[Data excerpts]
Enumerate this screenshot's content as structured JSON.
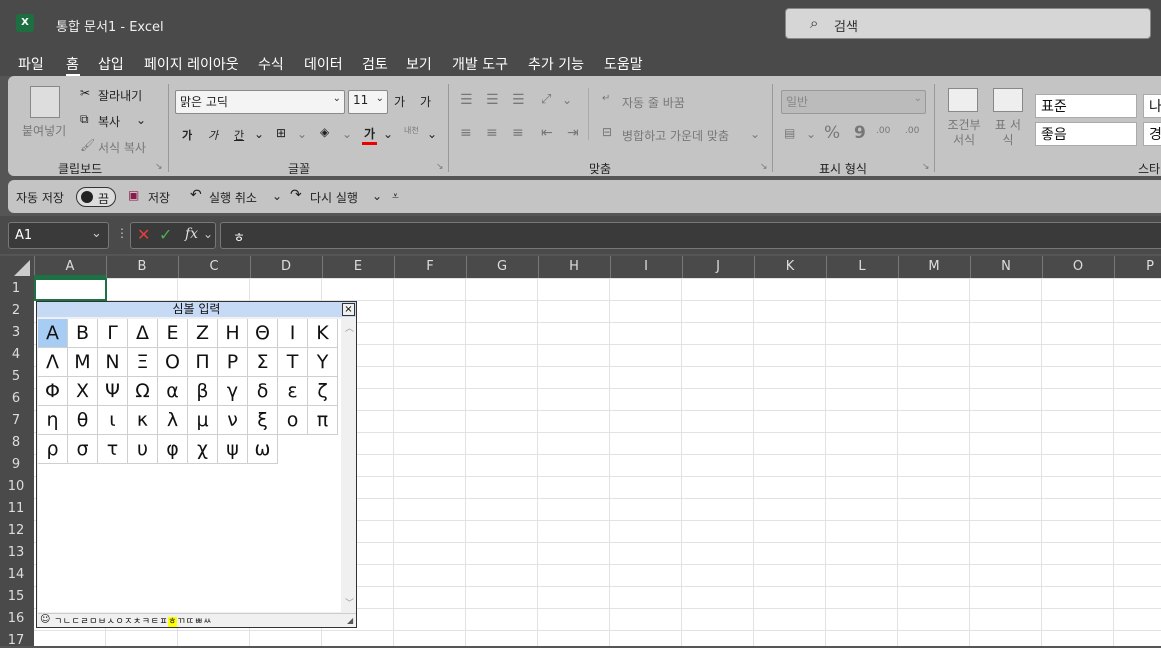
{
  "titlebar": {
    "logo": "X",
    "title": "통합 문서1  -  Excel",
    "search_placeholder": "검색"
  },
  "menu": [
    "파일",
    "홈",
    "삽입",
    "페이지 레이아웃",
    "수식",
    "데이터",
    "검토",
    "보기",
    "개발 도구",
    "추가 기능",
    "도움말"
  ],
  "ribbon": {
    "clipboard": {
      "paste": "붙여넣기",
      "cut": "잘라내기",
      "copy": "복사",
      "format_painter": "서식 복사",
      "label": "클립보드"
    },
    "font": {
      "name": "맑은 고딕",
      "size": "11",
      "grow": "가",
      "shrink": "가",
      "bold": "가",
      "italic": "가",
      "underline": "간",
      "color_label": "가",
      "phonetic": "내천",
      "label": "글꼴"
    },
    "alignment": {
      "wrap": "자동 줄 바꿈",
      "merge": "병합하고 가운데 맞춤",
      "label": "맞춤"
    },
    "number": {
      "format": "일반",
      "label": "표시 형식",
      "inc": ".00",
      "dec": ".00"
    },
    "styles": {
      "conditional": "조건부 서식",
      "table": "표 서식",
      "standard": "표준",
      "good": "좋음",
      "truncated1": "나",
      "truncated2": "경",
      "label": "스타"
    }
  },
  "qat": {
    "autosave": "자동 저장",
    "toggle_state": "끔",
    "save": "저장",
    "undo": "실행 취소",
    "redo": "다시 실행"
  },
  "formula_bar": {
    "name_box": "A1",
    "fx": "fx",
    "content": "ㅎ"
  },
  "columns": [
    "A",
    "B",
    "C",
    "D",
    "E",
    "F",
    "G",
    "H",
    "I",
    "J",
    "K",
    "L",
    "M",
    "N",
    "O",
    "P"
  ],
  "rows": [
    "1",
    "2",
    "3",
    "4",
    "5",
    "6",
    "7",
    "8",
    "9",
    "10",
    "11",
    "12",
    "13",
    "14",
    "15",
    "16",
    "17"
  ],
  "symbol_window": {
    "title": "심볼 입력",
    "close": "×",
    "symbols": [
      "Α",
      "Β",
      "Γ",
      "Δ",
      "Ε",
      "Ζ",
      "Η",
      "Θ",
      "Ι",
      "Κ",
      "Λ",
      "Μ",
      "Ν",
      "Ξ",
      "Ο",
      "Π",
      "Ρ",
      "Σ",
      "Τ",
      "Υ",
      "Φ",
      "Χ",
      "Ψ",
      "Ω",
      "α",
      "β",
      "γ",
      "δ",
      "ε",
      "ζ",
      "η",
      "θ",
      "ι",
      "κ",
      "λ",
      "μ",
      "ν",
      "ξ",
      "ο",
      "π",
      "ρ",
      "σ",
      "τ",
      "υ",
      "φ",
      "χ",
      "ψ",
      "ω"
    ],
    "selected_index": 0,
    "jamo_before": "ㄱㄴㄷㄹㅁㅂㅅㅇㅈㅊㅋㅌㅍ",
    "jamo_selected": "ㅎ",
    "jamo_after": "ㄲㄸㅃㅆ",
    "emoji": "☺"
  },
  "colors": {
    "accent": "#1e7145",
    "selection": "#a7cdf5",
    "highlight": "#ffff00",
    "titlebar": "#4a4a4a",
    "ribbon": "#c4c4c4"
  }
}
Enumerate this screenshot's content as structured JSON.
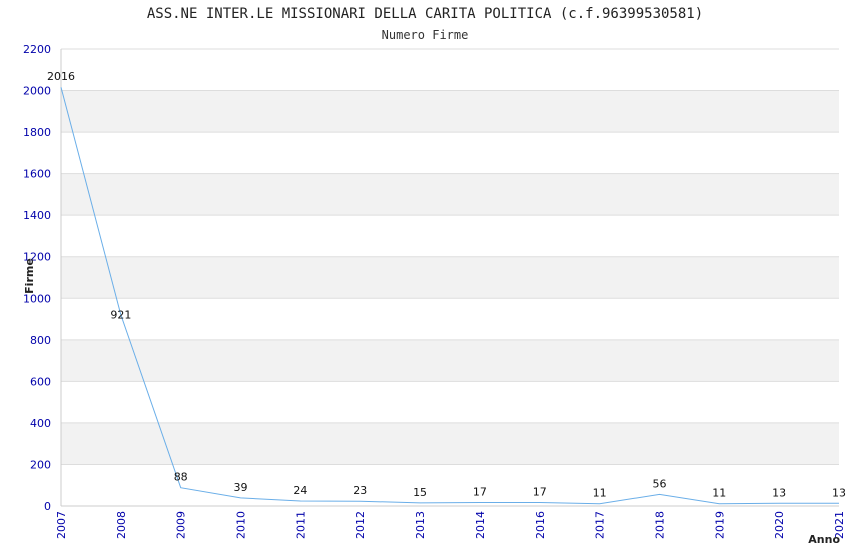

TASK BRIEF: Using the material above, set down every line exactly, but skip the pictures.

FULL ANSWER:
Enumerate this screenshot's content as structured JSON.
{
  "titlebar": {
    "logo": "X",
    "title": "통합 문서1  -  Excel",
    "search_placeholder": "검색"
  },
  "menu": [
    "파일",
    "홈",
    "삽입",
    "페이지 레이아웃",
    "수식",
    "데이터",
    "검토",
    "보기",
    "개발 도구",
    "추가 기능",
    "도움말"
  ],
  "ribbon": {
    "clipboard": {
      "paste": "붙여넣기",
      "cut": "잘라내기",
      "copy": "복사",
      "format_painter": "서식 복사",
      "label": "클립보드"
    },
    "font": {
      "name": "맑은 고딕",
      "size": "11",
      "grow": "가",
      "shrink": "가",
      "bold": "가",
      "italic": "가",
      "underline": "간",
      "color_label": "가",
      "phonetic": "내천",
      "label": "글꼴"
    },
    "alignment": {
      "wrap": "자동 줄 바꿈",
      "merge": "병합하고 가운데 맞춤",
      "label": "맞춤"
    },
    "number": {
      "format": "일반",
      "label": "표시 형식",
      "inc": ".00",
      "dec": ".00"
    },
    "styles": {
      "conditional": "조건부 서식",
      "table": "표 서식",
      "standard": "표준",
      "good": "좋음",
      "truncated1": "나",
      "truncated2": "경",
      "label": "스타"
    }
  },
  "qat": {
    "autosave": "자동 저장",
    "toggle_state": "끔",
    "save": "저장",
    "undo": "실행 취소",
    "redo": "다시 실행"
  },
  "formula_bar": {
    "name_box": "A1",
    "fx": "fx",
    "content": "ㅎ"
  },
  "columns": [
    "A",
    "B",
    "C",
    "D",
    "E",
    "F",
    "G",
    "H",
    "I",
    "J",
    "K",
    "L",
    "M",
    "N",
    "O",
    "P"
  ],
  "rows": [
    "1",
    "2",
    "3",
    "4",
    "5",
    "6",
    "7",
    "8",
    "9",
    "10",
    "11",
    "12",
    "13",
    "14",
    "15",
    "16",
    "17"
  ],
  "symbol_window": {
    "title": "심볼 입력",
    "close": "×",
    "symbols": [
      "Α",
      "Β",
      "Γ",
      "Δ",
      "Ε",
      "Ζ",
      "Η",
      "Θ",
      "Ι",
      "Κ",
      "Λ",
      "Μ",
      "Ν",
      "Ξ",
      "Ο",
      "Π",
      "Ρ",
      "Σ",
      "Τ",
      "Υ",
      "Φ",
      "Χ",
      "Ψ",
      "Ω",
      "α",
      "β",
      "γ",
      "δ",
      "ε",
      "ζ",
      "η",
      "θ",
      "ι",
      "κ",
      "λ",
      "μ",
      "ν",
      "ξ",
      "ο",
      "π",
      "ρ",
      "σ",
      "τ",
      "υ",
      "φ",
      "χ",
      "ψ",
      "ω"
    ],
    "selected_index": 0,
    "jamo_before": "ㄱㄴㄷㄹㅁㅂㅅㅇㅈㅊㅋㅌㅍ",
    "jamo_selected": "ㅎ",
    "jamo_after": "ㄲㄸㅃㅆ",
    "emoji": "☺"
  },
  "colors": {
    "accent": "#1e7145",
    "selection": "#a7cdf5",
    "highlight": "#ffff00",
    "titlebar": "#4a4a4a",
    "ribbon": "#c4c4c4"
  }
}
Enumerate this screenshot's content as structured JSON.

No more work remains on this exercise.